> **INPUT ROWS**:
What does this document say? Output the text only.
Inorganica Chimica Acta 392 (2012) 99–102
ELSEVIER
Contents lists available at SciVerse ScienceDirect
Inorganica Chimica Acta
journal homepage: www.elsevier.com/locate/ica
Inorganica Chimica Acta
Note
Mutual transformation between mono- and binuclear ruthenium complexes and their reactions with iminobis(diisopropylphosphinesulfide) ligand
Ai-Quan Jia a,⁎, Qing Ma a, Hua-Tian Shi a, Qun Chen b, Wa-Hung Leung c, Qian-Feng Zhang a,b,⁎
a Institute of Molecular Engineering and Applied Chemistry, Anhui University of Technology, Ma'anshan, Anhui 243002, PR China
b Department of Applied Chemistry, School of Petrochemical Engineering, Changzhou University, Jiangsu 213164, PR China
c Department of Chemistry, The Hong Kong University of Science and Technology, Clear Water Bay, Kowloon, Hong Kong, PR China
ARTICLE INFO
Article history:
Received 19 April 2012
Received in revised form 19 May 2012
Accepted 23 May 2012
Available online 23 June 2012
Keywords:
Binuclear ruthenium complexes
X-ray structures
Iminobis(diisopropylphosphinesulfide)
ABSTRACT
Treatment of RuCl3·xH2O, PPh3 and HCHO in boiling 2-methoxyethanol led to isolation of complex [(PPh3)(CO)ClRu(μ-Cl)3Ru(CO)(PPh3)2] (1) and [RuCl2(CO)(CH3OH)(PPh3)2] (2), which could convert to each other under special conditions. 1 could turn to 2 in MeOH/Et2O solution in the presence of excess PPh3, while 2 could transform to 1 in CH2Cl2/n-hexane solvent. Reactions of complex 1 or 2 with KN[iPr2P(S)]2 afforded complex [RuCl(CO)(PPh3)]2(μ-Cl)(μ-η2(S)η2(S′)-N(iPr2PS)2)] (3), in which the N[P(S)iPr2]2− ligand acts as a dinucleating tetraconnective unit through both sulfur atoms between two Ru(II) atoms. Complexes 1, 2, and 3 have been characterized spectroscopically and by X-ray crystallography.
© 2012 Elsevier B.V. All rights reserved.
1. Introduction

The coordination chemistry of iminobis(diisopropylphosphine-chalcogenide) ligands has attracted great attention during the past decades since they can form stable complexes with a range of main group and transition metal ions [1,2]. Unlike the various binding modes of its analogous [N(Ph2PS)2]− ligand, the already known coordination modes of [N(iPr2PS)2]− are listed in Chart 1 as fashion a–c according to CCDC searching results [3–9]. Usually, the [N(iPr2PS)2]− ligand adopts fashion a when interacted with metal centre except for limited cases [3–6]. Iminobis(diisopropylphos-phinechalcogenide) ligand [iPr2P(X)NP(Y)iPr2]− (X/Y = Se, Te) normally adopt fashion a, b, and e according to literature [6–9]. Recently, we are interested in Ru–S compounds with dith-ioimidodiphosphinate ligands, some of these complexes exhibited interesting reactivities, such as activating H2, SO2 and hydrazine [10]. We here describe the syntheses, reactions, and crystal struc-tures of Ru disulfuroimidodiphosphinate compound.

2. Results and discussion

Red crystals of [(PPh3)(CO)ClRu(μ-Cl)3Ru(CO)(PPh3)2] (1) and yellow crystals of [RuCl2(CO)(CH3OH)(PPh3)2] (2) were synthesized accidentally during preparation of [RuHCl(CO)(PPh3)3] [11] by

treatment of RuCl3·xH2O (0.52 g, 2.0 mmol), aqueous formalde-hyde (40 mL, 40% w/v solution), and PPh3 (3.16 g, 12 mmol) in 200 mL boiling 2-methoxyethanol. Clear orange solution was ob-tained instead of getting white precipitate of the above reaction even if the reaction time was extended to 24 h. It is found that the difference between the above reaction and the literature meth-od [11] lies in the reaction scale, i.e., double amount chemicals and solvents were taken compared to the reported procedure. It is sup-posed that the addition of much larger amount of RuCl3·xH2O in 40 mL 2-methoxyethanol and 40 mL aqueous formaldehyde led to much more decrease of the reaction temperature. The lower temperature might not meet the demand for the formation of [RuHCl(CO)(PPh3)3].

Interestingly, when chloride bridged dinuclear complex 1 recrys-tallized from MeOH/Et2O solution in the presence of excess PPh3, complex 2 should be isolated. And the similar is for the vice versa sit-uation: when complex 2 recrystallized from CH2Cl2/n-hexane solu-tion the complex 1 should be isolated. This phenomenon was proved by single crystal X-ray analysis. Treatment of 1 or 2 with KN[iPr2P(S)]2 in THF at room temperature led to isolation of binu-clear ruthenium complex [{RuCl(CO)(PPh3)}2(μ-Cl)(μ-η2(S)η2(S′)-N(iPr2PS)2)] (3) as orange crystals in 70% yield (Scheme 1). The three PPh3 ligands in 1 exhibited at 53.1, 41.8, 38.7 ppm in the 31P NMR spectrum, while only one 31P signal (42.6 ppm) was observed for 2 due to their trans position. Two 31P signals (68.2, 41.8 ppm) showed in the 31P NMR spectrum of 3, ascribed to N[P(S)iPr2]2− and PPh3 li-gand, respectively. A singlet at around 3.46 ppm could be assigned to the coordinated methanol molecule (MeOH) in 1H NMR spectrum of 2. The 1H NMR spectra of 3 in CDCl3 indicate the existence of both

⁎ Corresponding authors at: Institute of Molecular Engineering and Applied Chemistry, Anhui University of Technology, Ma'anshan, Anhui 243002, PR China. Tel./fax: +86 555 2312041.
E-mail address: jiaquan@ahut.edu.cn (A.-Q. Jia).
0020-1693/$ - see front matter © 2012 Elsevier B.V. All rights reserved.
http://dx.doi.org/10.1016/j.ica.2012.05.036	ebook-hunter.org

> **YOUR INSTRUCTIONS**: Look over the listing above. Pick out and copy every line that includes "Received".

> **EXERCISE ANSWER**:
Received 19 April 2012
Received in revised form 19 May 2012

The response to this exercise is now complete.